## Instructions for the task
Restate the listing that follows word for word, without its pictures.

## Stored records

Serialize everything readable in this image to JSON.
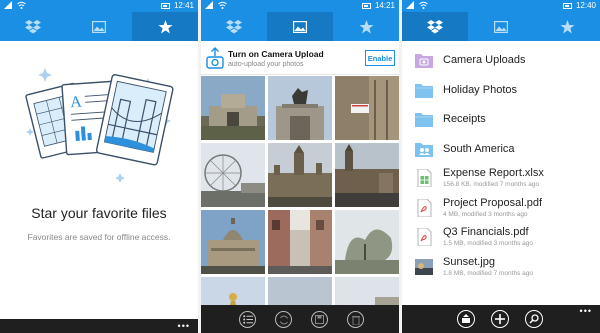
{
  "statusbar": {
    "time_1": "12:41",
    "time_2": "14:21",
    "time_3": "12:40"
  },
  "tabs": [
    {
      "name": "dropbox-icon",
      "label": "Files"
    },
    {
      "name": "photos-icon",
      "label": "Photos"
    },
    {
      "name": "star-icon",
      "label": "Favorites"
    }
  ],
  "colors": {
    "accent": "#1a8fe3",
    "accent_active": "#1579c4",
    "appbar": "#1f1f1f",
    "folder": "#7ec3ef"
  },
  "favorites": {
    "title": "Star your favorite files",
    "subtitle": "Favorites are saved for offline access."
  },
  "camera_upload": {
    "title": "Turn on Camera Upload",
    "subtitle": "auto-upload your photos",
    "button": "Enable"
  },
  "photos": [
    {
      "name": "photo-wellington-arch"
    },
    {
      "name": "photo-quadriga-arch"
    },
    {
      "name": "photo-westminster-sign"
    },
    {
      "name": "photo-london-eye"
    },
    {
      "name": "photo-parliament"
    },
    {
      "name": "photo-parliament-street"
    },
    {
      "name": "photo-dome-building"
    },
    {
      "name": "photo-street-view"
    },
    {
      "name": "photo-park-tree"
    },
    {
      "name": "photo-golden-statue"
    },
    {
      "name": "photo-sky-building"
    },
    {
      "name": "photo-square-sculpture"
    }
  ],
  "photos_appbar": [
    "select-icon",
    "sync-icon",
    "save-icon",
    "delete-icon"
  ],
  "files": [
    {
      "name": "Camera Uploads",
      "meta": "",
      "icon": "camera-folder-icon"
    },
    {
      "name": "Holiday Photos",
      "meta": "",
      "icon": "folder-icon"
    },
    {
      "name": "Receipts",
      "meta": "",
      "icon": "folder-icon"
    },
    {
      "name": "South America",
      "meta": "",
      "icon": "shared-folder-icon"
    },
    {
      "name": "Expense Report.xlsx",
      "meta": "156.8 KB, modified 7 months ago",
      "icon": "spreadsheet-icon"
    },
    {
      "name": "Project Proposal.pdf",
      "meta": "4 MB, modified 3 months ago",
      "icon": "pdf-icon"
    },
    {
      "name": "Q3 Financials.pdf",
      "meta": "1.5 MB, modified 3 months ago",
      "icon": "pdf-icon"
    },
    {
      "name": "Sunset.jpg",
      "meta": "1.8 MB, modified 7 months ago",
      "icon": "image-thumb-icon"
    }
  ],
  "files_appbar": [
    "upload-icon",
    "add-icon",
    "search-icon"
  ],
  "appbar": {
    "more": "•••"
  }
}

## Solution to this exercise
Serialize everything readable in this image to JSON.
{
  "statusbar": {
    "time_1": "12:41",
    "time_2": "14:21",
    "time_3": "12:40"
  },
  "tabs": [
    {
      "name": "dropbox-icon",
      "label": "Files"
    },
    {
      "name": "photos-icon",
      "label": "Photos"
    },
    {
      "name": "star-icon",
      "label": "Favorites"
    }
  ],
  "colors": {
    "accent": "#1a8fe3",
    "accent_active": "#1579c4",
    "appbar": "#1f1f1f",
    "folder": "#7ec3ef"
  },
  "favorites": {
    "title": "Star your favorite files",
    "subtitle": "Favorites are saved for offline access."
  },
  "camera_upload": {
    "title": "Turn on Camera Upload",
    "subtitle": "auto-upload your photos",
    "button": "Enable"
  },
  "photos": [
    {
      "name": "photo-wellington-arch"
    },
    {
      "name": "photo-quadriga-arch"
    },
    {
      "name": "photo-westminster-sign"
    },
    {
      "name": "photo-london-eye"
    },
    {
      "name": "photo-parliament"
    },
    {
      "name": "photo-parliament-street"
    },
    {
      "name": "photo-dome-building"
    },
    {
      "name": "photo-street-view"
    },
    {
      "name": "photo-park-tree"
    },
    {
      "name": "photo-golden-statue"
    },
    {
      "name": "photo-sky-building"
    },
    {
      "name": "photo-square-sculpture"
    }
  ],
  "photos_appbar": [
    "select-icon",
    "sync-icon",
    "save-icon",
    "delete-icon"
  ],
  "files": [
    {
      "name": "Camera Uploads",
      "meta": "",
      "icon": "camera-folder-icon"
    },
    {
      "name": "Holiday Photos",
      "meta": "",
      "icon": "folder-icon"
    },
    {
      "name": "Receipts",
      "meta": "",
      "icon": "folder-icon"
    },
    {
      "name": "South America",
      "meta": "",
      "icon": "shared-folder-icon"
    },
    {
      "name": "Expense Report.xlsx",
      "meta": "156.8 KB, modified 7 months ago",
      "icon": "spreadsheet-icon"
    },
    {
      "name": "Project Proposal.pdf",
      "meta": "4 MB, modified 3 months ago",
      "icon": "pdf-icon"
    },
    {
      "name": "Q3 Financials.pdf",
      "meta": "1.5 MB, modified 3 months ago",
      "icon": "pdf-icon"
    },
    {
      "name": "Sunset.jpg",
      "meta": "1.8 MB, modified 7 months ago",
      "icon": "image-thumb-icon"
    }
  ],
  "files_appbar": [
    "upload-icon",
    "add-icon",
    "search-icon"
  ],
  "appbar": {
    "more": "•••"
  }
}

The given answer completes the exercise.